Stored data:
<<<<

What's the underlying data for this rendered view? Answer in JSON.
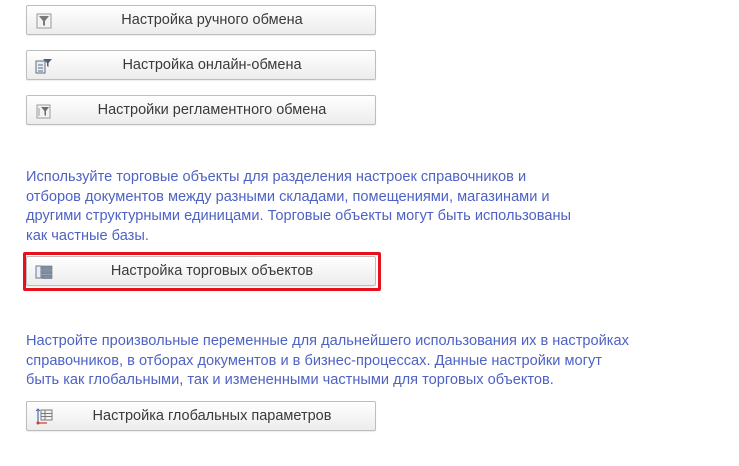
{
  "buttons": {
    "manual_exchange": "Настройка ручного обмена",
    "online_exchange": "Настройка онлайн-обмена",
    "scheduled_exchange": "Настройки регламентного обмена",
    "trade_objects": "Настройка торговых объектов",
    "global_params": "Настройка глобальных параметров"
  },
  "info": {
    "trade_objects": [
      "Используйте торговые объекты для разделения настроек справочников и",
      "отборов документов между разными складами, помещениями, магазинами и",
      "другими структурными единицами. Торговые объекты могут быть использованы",
      "как частные базы."
    ],
    "global_params": [
      "Настройте произвольные переменные для дальнейшего использования их в настройках",
      "справочников, в отборах документов и в бизнес-процессах. Данные настройки могут",
      "быть как глобальными, так и измененными частными для торговых объектов."
    ]
  },
  "icons": {
    "manual_exchange": "funnel-icon",
    "online_exchange": "document-funnel-icon",
    "scheduled_exchange": "scheduled-funnel-icon",
    "trade_objects": "stacked-list-icon",
    "global_params": "axis-table-icon"
  },
  "colors": {
    "info_text": "#4e62c4",
    "highlight": "#e8101a"
  }
}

>>>>

> [What to produce] Give back the entries verbatim. Do not include any picture.

> [Output below]
What's the underlying data for this rendered view? Answer in JSON.
{
  "buttons": {
    "manual_exchange": "Настройка ручного обмена",
    "online_exchange": "Настройка онлайн-обмена",
    "scheduled_exchange": "Настройки регламентного обмена",
    "trade_objects": "Настройка торговых объектов",
    "global_params": "Настройка глобальных параметров"
  },
  "info": {
    "trade_objects": [
      "Используйте торговые объекты для разделения настроек справочников и",
      "отборов документов между разными складами, помещениями, магазинами и",
      "другими структурными единицами. Торговые объекты могут быть использованы",
      "как частные базы."
    ],
    "global_params": [
      "Настройте произвольные переменные для дальнейшего использования их в настройках",
      "справочников, в отборах документов и в бизнес-процессах. Данные настройки могут",
      "быть как глобальными, так и измененными частными для торговых объектов."
    ]
  },
  "icons": {
    "manual_exchange": "funnel-icon",
    "online_exchange": "document-funnel-icon",
    "scheduled_exchange": "scheduled-funnel-icon",
    "trade_objects": "stacked-list-icon",
    "global_params": "axis-table-icon"
  },
  "colors": {
    "info_text": "#4e62c4",
    "highlight": "#e8101a"
  }
}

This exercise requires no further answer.